§ **Written task**
Format every line of the listing below as a numbered list, leaving out any blank lines.
* start Extracted information *
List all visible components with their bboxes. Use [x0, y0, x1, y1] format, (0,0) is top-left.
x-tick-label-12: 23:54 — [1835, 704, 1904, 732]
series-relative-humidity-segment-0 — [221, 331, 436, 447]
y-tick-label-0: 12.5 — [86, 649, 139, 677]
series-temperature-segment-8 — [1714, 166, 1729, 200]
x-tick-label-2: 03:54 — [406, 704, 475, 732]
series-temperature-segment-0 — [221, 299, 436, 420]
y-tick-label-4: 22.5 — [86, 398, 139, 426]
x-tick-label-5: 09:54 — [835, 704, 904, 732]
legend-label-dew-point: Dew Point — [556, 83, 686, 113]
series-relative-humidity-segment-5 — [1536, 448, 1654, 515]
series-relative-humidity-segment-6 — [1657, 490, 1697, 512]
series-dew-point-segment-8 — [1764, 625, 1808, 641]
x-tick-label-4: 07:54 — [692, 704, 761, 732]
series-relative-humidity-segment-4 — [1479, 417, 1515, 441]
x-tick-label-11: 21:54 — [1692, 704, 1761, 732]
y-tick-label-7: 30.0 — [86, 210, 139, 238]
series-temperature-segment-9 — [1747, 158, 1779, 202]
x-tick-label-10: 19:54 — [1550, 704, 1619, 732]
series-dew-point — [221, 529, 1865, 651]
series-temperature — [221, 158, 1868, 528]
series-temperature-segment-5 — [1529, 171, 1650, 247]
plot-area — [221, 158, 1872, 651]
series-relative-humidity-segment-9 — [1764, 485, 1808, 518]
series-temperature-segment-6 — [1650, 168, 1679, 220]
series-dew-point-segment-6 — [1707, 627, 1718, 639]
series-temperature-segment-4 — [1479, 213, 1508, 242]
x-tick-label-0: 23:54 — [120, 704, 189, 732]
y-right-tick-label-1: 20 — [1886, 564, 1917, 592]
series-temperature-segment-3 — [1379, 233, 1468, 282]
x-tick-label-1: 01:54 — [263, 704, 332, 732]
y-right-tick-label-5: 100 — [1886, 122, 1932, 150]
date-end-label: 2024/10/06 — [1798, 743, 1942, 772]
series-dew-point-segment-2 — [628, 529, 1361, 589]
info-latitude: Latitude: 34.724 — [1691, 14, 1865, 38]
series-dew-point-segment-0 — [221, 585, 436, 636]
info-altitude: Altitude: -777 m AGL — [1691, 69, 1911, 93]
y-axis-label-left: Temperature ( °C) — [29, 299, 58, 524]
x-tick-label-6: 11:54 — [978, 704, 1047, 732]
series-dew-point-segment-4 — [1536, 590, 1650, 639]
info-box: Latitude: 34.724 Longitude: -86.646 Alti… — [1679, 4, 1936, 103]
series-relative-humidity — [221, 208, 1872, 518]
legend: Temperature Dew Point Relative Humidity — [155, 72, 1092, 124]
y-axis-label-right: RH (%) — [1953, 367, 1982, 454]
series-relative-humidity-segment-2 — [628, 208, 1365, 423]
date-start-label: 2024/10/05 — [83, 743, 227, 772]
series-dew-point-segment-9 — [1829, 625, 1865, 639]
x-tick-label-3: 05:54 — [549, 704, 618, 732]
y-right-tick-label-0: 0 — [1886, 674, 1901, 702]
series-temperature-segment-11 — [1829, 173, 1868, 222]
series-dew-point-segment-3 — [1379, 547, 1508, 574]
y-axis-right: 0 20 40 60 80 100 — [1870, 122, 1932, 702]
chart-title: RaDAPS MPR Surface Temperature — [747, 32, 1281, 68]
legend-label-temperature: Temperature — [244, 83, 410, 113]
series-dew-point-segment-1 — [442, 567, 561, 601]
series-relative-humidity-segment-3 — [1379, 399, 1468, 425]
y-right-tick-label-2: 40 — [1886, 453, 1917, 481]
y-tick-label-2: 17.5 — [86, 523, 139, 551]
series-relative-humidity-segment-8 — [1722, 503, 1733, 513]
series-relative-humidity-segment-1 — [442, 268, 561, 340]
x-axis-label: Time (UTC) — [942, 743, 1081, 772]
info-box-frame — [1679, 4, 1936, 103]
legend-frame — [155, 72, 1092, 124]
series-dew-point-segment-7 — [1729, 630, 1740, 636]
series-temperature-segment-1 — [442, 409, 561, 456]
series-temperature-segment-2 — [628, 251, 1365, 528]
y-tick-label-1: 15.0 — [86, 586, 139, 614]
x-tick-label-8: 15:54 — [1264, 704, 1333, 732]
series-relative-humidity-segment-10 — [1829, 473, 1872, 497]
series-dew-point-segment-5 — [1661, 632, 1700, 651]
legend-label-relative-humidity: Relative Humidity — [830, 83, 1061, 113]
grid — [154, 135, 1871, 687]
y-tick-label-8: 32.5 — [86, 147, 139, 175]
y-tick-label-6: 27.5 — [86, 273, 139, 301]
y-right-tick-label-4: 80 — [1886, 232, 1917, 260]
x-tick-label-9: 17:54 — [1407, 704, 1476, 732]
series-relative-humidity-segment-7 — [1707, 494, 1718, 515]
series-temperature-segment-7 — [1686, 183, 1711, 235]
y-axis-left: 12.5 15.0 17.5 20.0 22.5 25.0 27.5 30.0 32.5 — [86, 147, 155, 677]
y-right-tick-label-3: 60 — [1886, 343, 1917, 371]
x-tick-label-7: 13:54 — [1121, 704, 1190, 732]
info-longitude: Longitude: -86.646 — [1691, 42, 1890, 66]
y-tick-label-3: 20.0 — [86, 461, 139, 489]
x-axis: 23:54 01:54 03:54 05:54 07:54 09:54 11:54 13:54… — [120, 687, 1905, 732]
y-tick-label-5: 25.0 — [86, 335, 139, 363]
* end Extracted information *
§ **Final answer**
1. List all visible components with their bboxes. Use [x0, y0, x1, y1] format, (0,0) is top-left.
2. x-tick-label-12: 23:54 — [1835, 704, 1904, 732]
3. series-relative-humidity-segment-0 — [221, 331, 436, 447]
4. y-tick-label-0: 12.5 — [86, 649, 139, 677]
5. series-temperature-segment-8 — [1714, 166, 1729, 200]
6. x-tick-label-2: 03:54 — [406, 704, 475, 732]
7. series-temperature-segment-0 — [221, 299, 436, 420]
8. y-tick-label-4: 22.5 — [86, 398, 139, 426]
9. x-tick-label-5: 09:54 — [835, 704, 904, 732]
10. legend-label-dew-point: Dew Point — [556, 83, 686, 113]
11. series-relative-humidity-segment-5 — [1536, 448, 1654, 515]
12. series-relative-humidity-segment-6 — [1657, 490, 1697, 512]
13. series-dew-point-segment-8 — [1764, 625, 1808, 641]
14. x-tick-label-4: 07:54 — [692, 704, 761, 732]
15. series-relative-humidity-segment-4 — [1479, 417, 1515, 441]
16. x-tick-label-11: 21:54 — [1692, 704, 1761, 732]
17. y-tick-label-7: 30.0 — [86, 210, 139, 238]
18. series-temperature-segment-9 — [1747, 158, 1779, 202]
19. x-tick-label-10: 19:54 — [1550, 704, 1619, 732]
20. series-dew-point — [221, 529, 1865, 651]
21. series-temperature — [221, 158, 1868, 528]
22. series-temperature-segment-5 — [1529, 171, 1650, 247]
23. plot-area — [221, 158, 1872, 651]
24. series-relative-humidity-segment-9 — [1764, 485, 1808, 518]
25. series-temperature-segment-6 — [1650, 168, 1679, 220]
26. series-dew-point-segment-6 — [1707, 627, 1718, 639]
27. series-temperature-segment-4 — [1479, 213, 1508, 242]
28. x-tick-label-0: 23:54 — [120, 704, 189, 732]
29. y-right-tick-label-1: 20 — [1886, 564, 1917, 592]
30. series-temperature-segment-3 — [1379, 233, 1468, 282]
31. x-tick-label-1: 01:54 — [263, 704, 332, 732]
32. y-right-tick-label-5: 100 — [1886, 122, 1932, 150]
33. date-end-label: 2024/10/06 — [1798, 743, 1942, 772]
34. series-dew-point-segment-2 — [628, 529, 1361, 589]
35. info-latitude: Latitude: 34.724 — [1691, 14, 1865, 38]
36. series-dew-point-segment-0 — [221, 585, 436, 636]
37. info-altitude: Altitude: -777 m AGL — [1691, 69, 1911, 93]
38. y-axis-label-left: Temperature ( °C) — [29, 299, 58, 524]
39. x-tick-label-6: 11:54 — [978, 704, 1047, 732]
40. series-dew-point-segment-4 — [1536, 590, 1650, 639]
41. info-box: Latitude: 34.724 Longitude: -86.646 Alti… — [1679, 4, 1936, 103]
42. series-relative-humidity — [221, 208, 1872, 518]
43. legend: Temperature Dew Point Relative Humidity — [155, 72, 1092, 124]
44. y-axis-label-right: RH (%) — [1953, 367, 1982, 454]
45. series-relative-humidity-segment-2 — [628, 208, 1365, 423]
46. date-start-label: 2024/10/05 — [83, 743, 227, 772]
47. series-dew-point-segment-9 — [1829, 625, 1865, 639]
48. x-tick-label-3: 05:54 — [549, 704, 618, 732]
49. y-right-tick-label-0: 0 — [1886, 674, 1901, 702]
50. series-temperature-segment-11 — [1829, 173, 1868, 222]
51. series-dew-point-segment-3 — [1379, 547, 1508, 574]
52. y-axis-right: 0 20 40 60 80 100 — [1870, 122, 1932, 702]
53. chart-title: RaDAPS MPR Surface Temperature — [747, 32, 1281, 68]
54. legend-label-temperature: Temperature — [244, 83, 410, 113]
55. series-dew-point-segment-1 — [442, 567, 561, 601]
56. series-relative-humidity-segment-3 — [1379, 399, 1468, 425]
57. y-right-tick-label-2: 40 — [1886, 453, 1917, 481]
58. y-tick-label-2: 17.5 — [86, 523, 139, 551]
59. series-relative-humidity-segment-8 — [1722, 503, 1733, 513]
60. series-relative-humidity-segment-1 — [442, 268, 561, 340]
61. x-axis-label: Time (UTC) — [942, 743, 1081, 772]
62. info-box-frame — [1679, 4, 1936, 103]
63. legend-frame — [155, 72, 1092, 124]
64. series-dew-point-segment-7 — [1729, 630, 1740, 636]
65. series-temperature-segment-1 — [442, 409, 561, 456]
66. series-temperature-segment-2 — [628, 251, 1365, 528]
67. y-tick-label-1: 15.0 — [86, 586, 139, 614]
68. x-tick-label-8: 15:54 — [1264, 704, 1333, 732]
69. series-relative-humidity-segment-10 — [1829, 473, 1872, 497]
70. series-dew-point-segment-5 — [1661, 632, 1700, 651]
71. legend-label-relative-humidity: Relative Humidity — [830, 83, 1061, 113]
72. grid — [154, 135, 1871, 687]
73. y-tick-label-8: 32.5 — [86, 147, 139, 175]
74. y-tick-label-6: 27.5 — [86, 273, 139, 301]
75. y-right-tick-label-4: 80 — [1886, 232, 1917, 260]
76. x-tick-label-9: 17:54 — [1407, 704, 1476, 732]
77. series-relative-humidity-segment-7 — [1707, 494, 1718, 515]
78. series-temperature-segment-7 — [1686, 183, 1711, 235]
79. y-axis-left: 12.5 15.0 17.5 20.0 22.5 25.0 27.5 30.0 32.5 — [86, 147, 155, 677]
80. y-right-tick-label-3: 60 — [1886, 343, 1917, 371]
81. x-tick-label-7: 13:54 — [1121, 704, 1190, 732]
82. info-longitude: Longitude: -86.646 — [1691, 42, 1890, 66]
83. y-tick-label-3: 20.0 — [86, 461, 139, 489]
84. x-axis: 23:54 01:54 03:54 05:54 07:54 09:54 11:54 13:54… — [120, 687, 1905, 732]
85. y-tick-label-5: 25.0 — [86, 335, 139, 363]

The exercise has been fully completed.